* GIVEN PROBLEM:
Copy out exactly the lines spanning the line with "What data populates" to the line with "Output a JSON", inclusive, from the data underneath, with no pictures.

* RECORDS SUPPLIED:
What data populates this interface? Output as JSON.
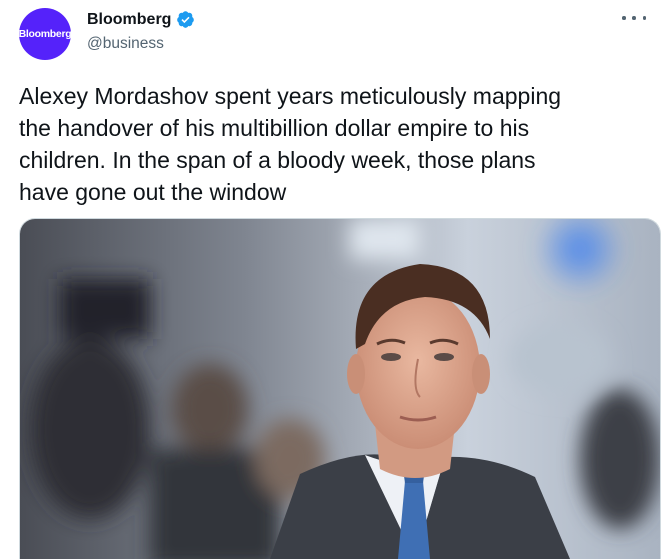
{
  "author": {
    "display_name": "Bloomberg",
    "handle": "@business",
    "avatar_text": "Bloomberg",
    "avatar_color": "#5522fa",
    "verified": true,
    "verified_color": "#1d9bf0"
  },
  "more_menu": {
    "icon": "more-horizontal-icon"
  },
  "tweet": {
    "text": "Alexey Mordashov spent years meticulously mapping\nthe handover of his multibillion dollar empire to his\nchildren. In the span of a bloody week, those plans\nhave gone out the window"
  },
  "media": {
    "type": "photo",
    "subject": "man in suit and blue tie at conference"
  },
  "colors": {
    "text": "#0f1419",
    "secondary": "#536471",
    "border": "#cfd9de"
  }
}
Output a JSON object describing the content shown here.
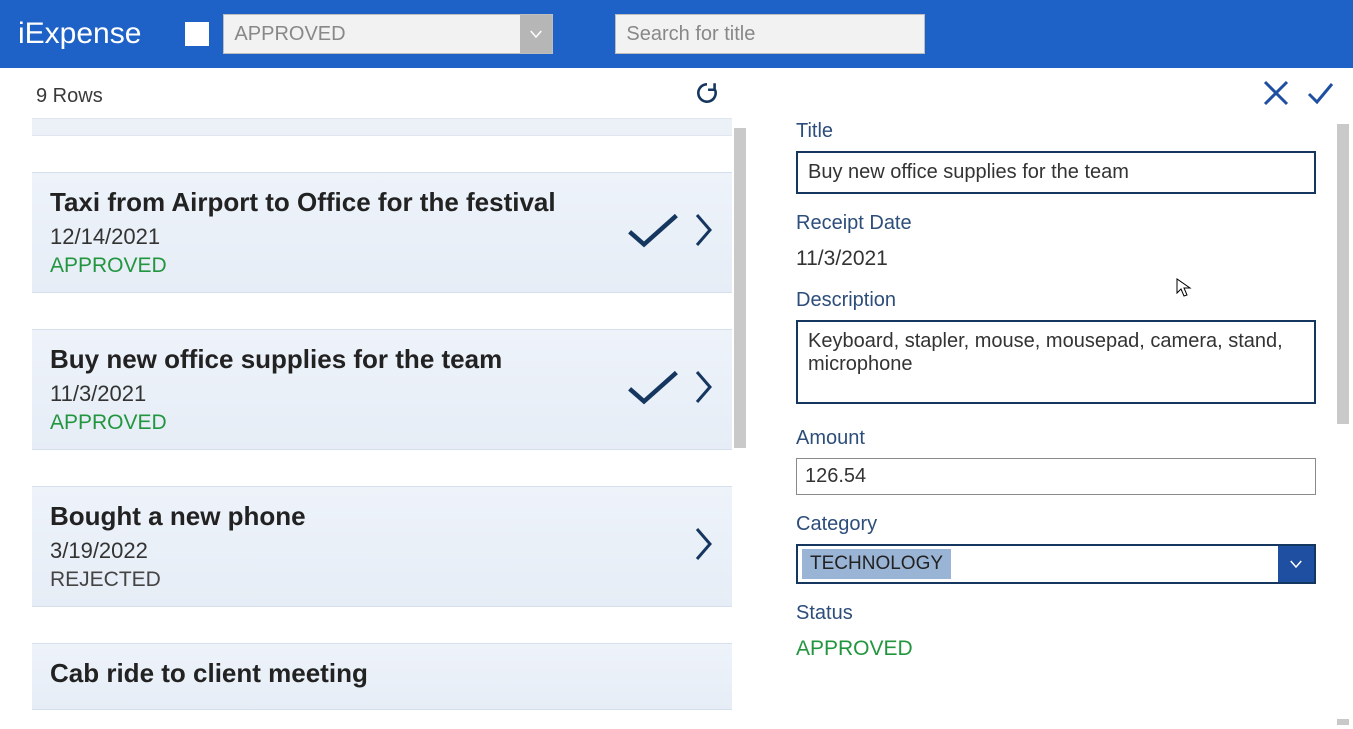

* * *

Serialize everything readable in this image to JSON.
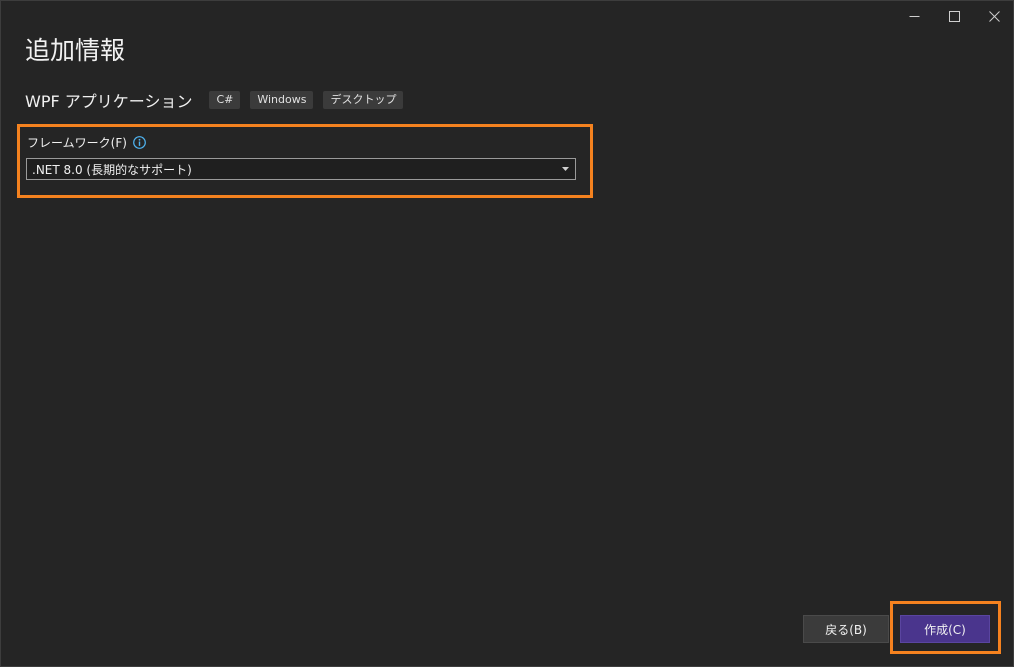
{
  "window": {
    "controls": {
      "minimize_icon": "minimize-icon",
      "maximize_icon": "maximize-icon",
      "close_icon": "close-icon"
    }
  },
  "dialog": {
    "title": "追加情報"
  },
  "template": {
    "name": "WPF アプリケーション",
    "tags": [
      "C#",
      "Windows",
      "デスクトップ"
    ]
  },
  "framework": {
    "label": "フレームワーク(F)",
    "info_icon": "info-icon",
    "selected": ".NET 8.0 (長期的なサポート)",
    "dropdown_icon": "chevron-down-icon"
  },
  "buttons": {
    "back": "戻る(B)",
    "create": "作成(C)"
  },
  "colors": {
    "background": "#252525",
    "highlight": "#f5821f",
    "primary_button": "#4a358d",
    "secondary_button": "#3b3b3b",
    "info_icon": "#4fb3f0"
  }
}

==

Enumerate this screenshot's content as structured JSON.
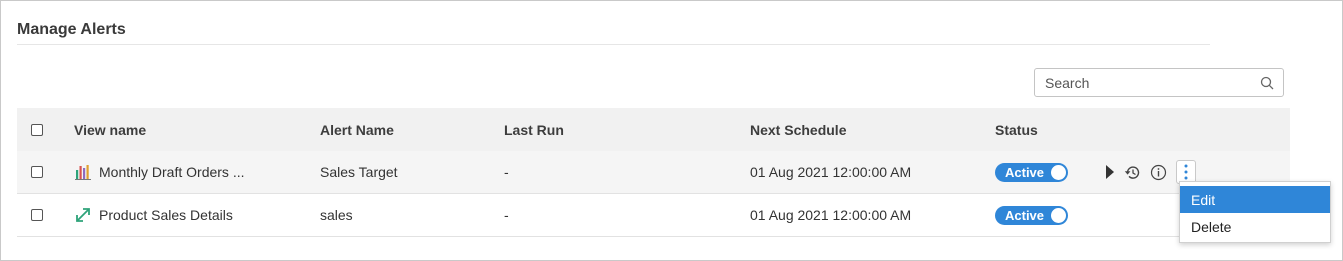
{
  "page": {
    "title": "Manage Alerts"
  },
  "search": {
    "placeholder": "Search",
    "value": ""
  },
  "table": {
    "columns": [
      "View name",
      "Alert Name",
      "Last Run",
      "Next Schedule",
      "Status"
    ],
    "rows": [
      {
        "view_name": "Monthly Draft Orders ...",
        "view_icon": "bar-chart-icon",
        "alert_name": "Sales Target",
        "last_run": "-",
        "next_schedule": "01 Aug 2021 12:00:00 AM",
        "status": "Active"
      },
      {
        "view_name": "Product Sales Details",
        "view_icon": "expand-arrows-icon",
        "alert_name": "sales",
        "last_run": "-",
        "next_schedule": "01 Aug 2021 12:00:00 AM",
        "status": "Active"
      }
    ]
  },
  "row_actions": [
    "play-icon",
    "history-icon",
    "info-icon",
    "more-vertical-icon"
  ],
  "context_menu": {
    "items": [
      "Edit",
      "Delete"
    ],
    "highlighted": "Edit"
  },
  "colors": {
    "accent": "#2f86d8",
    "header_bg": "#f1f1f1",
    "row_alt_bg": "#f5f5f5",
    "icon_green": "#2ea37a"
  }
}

* ANSWER TO THE EXERCISE:
What data populates this interface? Output as JSON.
{
  "author": {
    "display_name": "Bloomberg",
    "handle": "@business",
    "avatar_text": "Bloomberg",
    "avatar_color": "#5522fa",
    "verified": true,
    "verified_color": "#1d9bf0"
  },
  "more_menu": {
    "icon": "more-horizontal-icon"
  },
  "tweet": {
    "text": "Alexey Mordashov spent years meticulously mapping\nthe handover of his multibillion dollar empire to his\nchildren. In the span of a bloody week, those plans\nhave gone out the window"
  },
  "media": {
    "type": "photo",
    "subject": "man in suit and blue tie at conference"
  },
  "colors": {
    "text": "#0f1419",
    "secondary": "#536471",
    "border": "#cfd9de"
  }
}
Output a JSON object describing the content shown here.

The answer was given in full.